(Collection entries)
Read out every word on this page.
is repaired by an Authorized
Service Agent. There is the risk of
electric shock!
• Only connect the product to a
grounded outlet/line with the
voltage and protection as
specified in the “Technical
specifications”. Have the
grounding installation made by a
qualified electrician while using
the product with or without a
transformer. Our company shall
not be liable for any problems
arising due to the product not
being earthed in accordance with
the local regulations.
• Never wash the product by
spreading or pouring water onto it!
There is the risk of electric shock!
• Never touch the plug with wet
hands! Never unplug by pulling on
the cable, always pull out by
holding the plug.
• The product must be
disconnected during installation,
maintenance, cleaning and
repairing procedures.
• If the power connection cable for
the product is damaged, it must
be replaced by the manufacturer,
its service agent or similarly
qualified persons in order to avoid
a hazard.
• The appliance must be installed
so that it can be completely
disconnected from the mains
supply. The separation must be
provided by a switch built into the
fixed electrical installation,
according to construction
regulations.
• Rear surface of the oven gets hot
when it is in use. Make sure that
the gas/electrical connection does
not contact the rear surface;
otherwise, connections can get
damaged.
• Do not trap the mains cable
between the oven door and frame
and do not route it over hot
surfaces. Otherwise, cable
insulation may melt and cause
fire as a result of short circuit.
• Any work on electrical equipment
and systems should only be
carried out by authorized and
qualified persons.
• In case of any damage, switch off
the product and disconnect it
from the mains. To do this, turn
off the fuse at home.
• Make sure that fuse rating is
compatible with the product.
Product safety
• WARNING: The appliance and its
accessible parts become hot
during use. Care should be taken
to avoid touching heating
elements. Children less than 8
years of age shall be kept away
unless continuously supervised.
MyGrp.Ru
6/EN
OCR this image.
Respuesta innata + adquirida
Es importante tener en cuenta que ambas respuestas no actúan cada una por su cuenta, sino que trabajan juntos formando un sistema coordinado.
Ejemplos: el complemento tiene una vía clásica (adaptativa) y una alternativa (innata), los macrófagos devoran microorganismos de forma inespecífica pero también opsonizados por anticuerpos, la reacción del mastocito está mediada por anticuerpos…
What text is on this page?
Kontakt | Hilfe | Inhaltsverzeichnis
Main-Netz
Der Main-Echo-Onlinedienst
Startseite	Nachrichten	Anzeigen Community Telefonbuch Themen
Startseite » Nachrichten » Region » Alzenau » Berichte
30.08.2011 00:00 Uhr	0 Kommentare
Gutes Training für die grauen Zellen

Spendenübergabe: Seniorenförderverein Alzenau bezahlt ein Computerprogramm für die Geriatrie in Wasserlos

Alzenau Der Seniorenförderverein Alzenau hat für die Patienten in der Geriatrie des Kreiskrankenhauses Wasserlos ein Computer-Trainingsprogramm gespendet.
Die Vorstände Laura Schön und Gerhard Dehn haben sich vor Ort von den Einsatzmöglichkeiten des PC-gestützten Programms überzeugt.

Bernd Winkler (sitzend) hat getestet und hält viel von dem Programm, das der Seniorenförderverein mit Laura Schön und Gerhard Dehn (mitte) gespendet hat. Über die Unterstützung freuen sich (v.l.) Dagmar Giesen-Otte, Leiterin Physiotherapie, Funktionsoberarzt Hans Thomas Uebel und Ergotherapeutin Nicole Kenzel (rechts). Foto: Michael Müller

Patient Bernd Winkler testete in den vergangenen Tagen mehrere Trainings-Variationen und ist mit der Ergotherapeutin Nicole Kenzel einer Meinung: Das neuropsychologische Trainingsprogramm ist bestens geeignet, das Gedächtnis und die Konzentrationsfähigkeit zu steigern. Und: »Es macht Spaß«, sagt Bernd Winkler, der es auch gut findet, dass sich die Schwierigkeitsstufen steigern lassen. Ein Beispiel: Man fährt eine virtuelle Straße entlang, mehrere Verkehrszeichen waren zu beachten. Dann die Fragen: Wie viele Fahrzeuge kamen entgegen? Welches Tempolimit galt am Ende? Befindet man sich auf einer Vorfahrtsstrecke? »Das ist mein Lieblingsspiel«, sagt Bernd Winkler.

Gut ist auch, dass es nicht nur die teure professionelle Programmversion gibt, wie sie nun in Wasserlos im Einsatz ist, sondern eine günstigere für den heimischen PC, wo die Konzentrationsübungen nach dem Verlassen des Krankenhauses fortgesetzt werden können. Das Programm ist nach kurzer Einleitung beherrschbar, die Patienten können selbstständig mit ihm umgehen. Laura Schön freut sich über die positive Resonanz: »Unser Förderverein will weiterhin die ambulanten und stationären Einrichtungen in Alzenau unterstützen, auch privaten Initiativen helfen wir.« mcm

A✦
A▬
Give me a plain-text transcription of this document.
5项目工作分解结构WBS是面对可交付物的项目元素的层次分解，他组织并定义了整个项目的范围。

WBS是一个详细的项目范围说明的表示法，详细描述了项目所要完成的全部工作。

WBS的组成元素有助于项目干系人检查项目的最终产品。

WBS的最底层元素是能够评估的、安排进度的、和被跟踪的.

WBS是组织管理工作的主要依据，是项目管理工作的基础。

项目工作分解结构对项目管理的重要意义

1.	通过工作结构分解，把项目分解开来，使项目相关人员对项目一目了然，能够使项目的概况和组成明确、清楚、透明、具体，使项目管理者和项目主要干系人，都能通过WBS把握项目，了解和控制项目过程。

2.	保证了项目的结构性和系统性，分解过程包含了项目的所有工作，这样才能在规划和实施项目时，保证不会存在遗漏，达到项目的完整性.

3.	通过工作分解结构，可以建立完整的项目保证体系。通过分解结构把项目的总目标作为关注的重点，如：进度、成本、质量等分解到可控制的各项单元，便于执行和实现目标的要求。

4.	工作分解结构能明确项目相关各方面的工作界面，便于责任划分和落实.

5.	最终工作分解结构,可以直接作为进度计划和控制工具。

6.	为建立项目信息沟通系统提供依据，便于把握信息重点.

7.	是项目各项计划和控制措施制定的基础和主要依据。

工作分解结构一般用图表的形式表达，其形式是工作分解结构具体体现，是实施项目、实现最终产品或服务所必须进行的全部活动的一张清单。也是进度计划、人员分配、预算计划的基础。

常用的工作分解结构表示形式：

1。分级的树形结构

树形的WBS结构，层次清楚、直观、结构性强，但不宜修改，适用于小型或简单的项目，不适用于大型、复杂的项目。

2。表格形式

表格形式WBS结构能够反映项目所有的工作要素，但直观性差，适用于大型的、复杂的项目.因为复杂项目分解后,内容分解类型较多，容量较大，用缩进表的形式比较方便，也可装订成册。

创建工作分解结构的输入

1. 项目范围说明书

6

▸ **What to do**: Copy each line from the records above that includes the string "fuse".

▸ **Output for this task**:
off the fuse at home.
• Make sure that fuse rating is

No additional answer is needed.